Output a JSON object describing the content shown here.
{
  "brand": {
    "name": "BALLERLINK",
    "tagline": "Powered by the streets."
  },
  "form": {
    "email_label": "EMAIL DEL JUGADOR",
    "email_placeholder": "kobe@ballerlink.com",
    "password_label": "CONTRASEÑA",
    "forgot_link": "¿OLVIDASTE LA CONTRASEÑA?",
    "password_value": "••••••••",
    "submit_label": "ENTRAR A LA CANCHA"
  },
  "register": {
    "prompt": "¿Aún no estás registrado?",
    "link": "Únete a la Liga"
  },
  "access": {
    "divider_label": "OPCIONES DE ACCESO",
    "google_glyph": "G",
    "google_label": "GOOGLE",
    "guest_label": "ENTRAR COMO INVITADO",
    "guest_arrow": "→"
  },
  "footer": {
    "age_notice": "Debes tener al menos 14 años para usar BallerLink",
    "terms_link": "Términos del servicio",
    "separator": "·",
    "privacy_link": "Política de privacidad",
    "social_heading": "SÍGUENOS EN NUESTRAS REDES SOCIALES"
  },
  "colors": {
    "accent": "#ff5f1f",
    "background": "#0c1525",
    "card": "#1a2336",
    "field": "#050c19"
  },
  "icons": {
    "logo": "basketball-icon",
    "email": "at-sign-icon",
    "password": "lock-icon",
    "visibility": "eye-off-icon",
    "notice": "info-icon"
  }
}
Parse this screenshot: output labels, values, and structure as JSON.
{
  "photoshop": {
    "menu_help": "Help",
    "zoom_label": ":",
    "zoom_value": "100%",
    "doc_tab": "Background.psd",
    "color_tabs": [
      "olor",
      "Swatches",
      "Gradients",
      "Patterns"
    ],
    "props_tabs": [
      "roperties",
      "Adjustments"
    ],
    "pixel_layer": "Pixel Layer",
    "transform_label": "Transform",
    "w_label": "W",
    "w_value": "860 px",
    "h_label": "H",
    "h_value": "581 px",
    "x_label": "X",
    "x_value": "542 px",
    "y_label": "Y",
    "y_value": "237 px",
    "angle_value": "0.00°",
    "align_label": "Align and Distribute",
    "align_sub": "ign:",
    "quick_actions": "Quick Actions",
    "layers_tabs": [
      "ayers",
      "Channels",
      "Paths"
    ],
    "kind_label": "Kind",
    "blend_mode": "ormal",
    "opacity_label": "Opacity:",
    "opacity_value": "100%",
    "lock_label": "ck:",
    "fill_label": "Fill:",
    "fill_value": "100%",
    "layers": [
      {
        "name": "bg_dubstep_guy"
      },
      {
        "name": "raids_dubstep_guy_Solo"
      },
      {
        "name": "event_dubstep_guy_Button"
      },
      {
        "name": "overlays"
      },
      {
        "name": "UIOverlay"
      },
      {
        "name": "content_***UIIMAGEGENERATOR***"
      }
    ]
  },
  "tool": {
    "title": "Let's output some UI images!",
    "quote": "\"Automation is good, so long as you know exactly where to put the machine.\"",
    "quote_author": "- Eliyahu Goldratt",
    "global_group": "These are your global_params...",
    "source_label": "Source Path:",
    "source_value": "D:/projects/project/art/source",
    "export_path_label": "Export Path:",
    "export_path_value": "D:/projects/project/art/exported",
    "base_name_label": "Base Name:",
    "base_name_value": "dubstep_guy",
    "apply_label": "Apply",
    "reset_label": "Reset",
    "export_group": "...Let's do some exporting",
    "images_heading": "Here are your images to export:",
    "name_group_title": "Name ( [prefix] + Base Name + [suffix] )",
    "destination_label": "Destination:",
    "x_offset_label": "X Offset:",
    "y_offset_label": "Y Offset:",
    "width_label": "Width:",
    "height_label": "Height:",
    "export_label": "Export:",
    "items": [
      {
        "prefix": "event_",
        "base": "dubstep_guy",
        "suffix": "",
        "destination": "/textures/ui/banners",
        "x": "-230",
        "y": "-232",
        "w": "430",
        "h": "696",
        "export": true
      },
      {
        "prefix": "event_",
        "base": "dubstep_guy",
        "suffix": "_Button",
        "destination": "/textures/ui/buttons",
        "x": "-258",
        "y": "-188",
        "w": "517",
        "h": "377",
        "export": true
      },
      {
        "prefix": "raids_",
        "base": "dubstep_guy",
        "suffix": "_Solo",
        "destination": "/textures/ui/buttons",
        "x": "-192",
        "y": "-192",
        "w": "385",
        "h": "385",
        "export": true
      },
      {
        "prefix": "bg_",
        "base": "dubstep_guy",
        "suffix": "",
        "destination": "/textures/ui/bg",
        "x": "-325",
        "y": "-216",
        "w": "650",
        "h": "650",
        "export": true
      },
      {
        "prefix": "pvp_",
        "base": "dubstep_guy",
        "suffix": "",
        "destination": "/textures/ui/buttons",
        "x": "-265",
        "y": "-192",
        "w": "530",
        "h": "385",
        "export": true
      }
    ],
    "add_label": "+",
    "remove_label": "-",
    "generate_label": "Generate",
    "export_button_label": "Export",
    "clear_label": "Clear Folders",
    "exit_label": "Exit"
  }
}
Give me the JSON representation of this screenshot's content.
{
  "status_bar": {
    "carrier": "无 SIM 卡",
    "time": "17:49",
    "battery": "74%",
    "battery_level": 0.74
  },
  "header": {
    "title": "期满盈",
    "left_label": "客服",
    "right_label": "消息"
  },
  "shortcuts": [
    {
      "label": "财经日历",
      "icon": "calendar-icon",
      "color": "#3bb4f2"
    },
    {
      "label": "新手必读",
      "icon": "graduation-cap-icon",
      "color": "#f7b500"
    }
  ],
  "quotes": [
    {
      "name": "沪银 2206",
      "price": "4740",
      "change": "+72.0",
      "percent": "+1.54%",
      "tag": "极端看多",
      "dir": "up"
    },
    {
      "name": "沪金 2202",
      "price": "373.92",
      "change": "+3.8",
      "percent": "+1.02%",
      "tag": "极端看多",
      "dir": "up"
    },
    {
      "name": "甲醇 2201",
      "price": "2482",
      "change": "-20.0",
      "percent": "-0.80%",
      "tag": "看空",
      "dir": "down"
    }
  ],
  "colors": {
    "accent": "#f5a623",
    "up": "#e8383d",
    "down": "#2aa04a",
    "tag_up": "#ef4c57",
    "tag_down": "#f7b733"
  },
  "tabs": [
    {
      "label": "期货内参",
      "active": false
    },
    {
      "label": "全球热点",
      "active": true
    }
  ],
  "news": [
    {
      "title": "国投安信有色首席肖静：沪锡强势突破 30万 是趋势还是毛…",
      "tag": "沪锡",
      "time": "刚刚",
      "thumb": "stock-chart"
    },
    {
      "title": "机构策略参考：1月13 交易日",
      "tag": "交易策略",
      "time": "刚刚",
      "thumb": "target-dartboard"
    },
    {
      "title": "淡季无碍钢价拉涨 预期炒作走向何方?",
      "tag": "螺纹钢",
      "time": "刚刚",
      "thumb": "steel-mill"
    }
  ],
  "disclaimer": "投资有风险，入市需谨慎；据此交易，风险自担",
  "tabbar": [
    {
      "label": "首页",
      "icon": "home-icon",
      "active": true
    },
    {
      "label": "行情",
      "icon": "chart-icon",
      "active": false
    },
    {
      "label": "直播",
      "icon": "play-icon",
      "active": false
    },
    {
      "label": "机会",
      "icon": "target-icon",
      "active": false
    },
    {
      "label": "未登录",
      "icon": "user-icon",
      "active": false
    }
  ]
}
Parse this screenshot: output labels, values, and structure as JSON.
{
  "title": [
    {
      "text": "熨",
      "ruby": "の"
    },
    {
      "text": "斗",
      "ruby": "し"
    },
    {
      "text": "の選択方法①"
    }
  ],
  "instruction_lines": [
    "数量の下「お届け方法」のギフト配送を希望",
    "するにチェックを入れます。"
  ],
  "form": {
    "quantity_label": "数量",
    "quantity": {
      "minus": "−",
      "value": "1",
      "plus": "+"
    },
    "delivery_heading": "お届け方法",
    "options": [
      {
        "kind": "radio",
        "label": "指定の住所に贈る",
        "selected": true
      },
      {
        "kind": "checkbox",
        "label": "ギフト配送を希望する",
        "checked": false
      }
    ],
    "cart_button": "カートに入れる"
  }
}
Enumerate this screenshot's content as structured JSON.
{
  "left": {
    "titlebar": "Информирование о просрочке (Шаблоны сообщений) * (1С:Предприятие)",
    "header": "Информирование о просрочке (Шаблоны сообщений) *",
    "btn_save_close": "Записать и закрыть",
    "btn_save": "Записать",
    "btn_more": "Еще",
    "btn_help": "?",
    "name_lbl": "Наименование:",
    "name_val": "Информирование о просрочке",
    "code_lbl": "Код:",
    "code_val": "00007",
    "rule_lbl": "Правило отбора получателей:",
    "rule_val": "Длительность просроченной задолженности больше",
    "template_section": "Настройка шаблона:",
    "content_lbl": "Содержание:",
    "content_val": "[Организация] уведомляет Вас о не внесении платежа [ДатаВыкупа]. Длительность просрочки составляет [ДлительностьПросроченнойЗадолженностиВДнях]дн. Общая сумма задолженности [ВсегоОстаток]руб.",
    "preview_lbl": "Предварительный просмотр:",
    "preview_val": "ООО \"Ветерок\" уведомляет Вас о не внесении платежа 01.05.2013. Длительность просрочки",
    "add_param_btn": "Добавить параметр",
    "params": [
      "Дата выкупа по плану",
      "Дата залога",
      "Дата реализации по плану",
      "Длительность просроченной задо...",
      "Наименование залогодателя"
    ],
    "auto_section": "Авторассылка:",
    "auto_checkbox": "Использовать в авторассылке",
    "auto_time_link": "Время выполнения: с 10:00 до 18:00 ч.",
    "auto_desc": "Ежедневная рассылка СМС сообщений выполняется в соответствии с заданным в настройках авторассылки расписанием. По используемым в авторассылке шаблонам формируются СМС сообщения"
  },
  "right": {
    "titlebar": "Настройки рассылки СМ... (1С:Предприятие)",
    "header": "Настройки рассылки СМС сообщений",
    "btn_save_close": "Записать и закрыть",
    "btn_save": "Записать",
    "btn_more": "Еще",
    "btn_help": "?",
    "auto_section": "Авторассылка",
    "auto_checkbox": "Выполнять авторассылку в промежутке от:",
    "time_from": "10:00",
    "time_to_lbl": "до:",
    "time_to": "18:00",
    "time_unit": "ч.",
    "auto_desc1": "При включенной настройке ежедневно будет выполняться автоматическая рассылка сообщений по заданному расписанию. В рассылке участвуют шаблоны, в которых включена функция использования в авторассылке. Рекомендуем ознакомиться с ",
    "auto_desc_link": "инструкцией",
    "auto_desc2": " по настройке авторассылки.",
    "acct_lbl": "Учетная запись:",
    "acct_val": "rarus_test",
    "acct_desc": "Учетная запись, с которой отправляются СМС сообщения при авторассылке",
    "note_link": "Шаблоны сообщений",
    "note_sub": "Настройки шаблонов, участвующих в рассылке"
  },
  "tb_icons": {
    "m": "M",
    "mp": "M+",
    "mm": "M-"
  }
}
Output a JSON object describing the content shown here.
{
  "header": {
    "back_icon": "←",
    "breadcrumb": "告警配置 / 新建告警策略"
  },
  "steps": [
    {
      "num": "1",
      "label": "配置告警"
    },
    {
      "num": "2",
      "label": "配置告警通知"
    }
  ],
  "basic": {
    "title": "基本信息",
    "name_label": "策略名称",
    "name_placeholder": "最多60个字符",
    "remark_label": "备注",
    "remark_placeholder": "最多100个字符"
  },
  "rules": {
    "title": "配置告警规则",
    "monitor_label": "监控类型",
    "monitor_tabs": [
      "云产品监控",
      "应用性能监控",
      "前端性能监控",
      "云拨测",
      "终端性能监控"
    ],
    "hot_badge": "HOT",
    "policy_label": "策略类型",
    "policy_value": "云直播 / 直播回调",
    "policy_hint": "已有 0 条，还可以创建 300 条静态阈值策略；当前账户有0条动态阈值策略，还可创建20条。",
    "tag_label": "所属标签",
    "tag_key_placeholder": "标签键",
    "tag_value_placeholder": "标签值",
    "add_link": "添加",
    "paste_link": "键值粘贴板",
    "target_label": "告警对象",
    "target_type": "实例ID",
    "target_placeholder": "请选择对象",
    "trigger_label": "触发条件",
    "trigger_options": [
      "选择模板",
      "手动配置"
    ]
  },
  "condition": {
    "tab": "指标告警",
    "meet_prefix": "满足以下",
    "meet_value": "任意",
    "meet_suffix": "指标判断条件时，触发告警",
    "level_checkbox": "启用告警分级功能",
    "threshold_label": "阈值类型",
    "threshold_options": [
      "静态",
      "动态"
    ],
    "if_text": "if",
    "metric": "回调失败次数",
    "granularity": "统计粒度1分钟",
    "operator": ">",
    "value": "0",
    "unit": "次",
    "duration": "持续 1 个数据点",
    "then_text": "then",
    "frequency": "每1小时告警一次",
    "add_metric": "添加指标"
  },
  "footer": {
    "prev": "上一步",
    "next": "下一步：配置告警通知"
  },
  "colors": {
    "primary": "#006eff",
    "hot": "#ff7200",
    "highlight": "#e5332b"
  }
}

________________________________________

- Problem description: Extract every line containing the string "ENTRAR" from the material.

- Exercise answer:
    "submit_label": "ENTRAR A LA CANCHA"
    "guest_label": "ENTRAR COMO INVITADO",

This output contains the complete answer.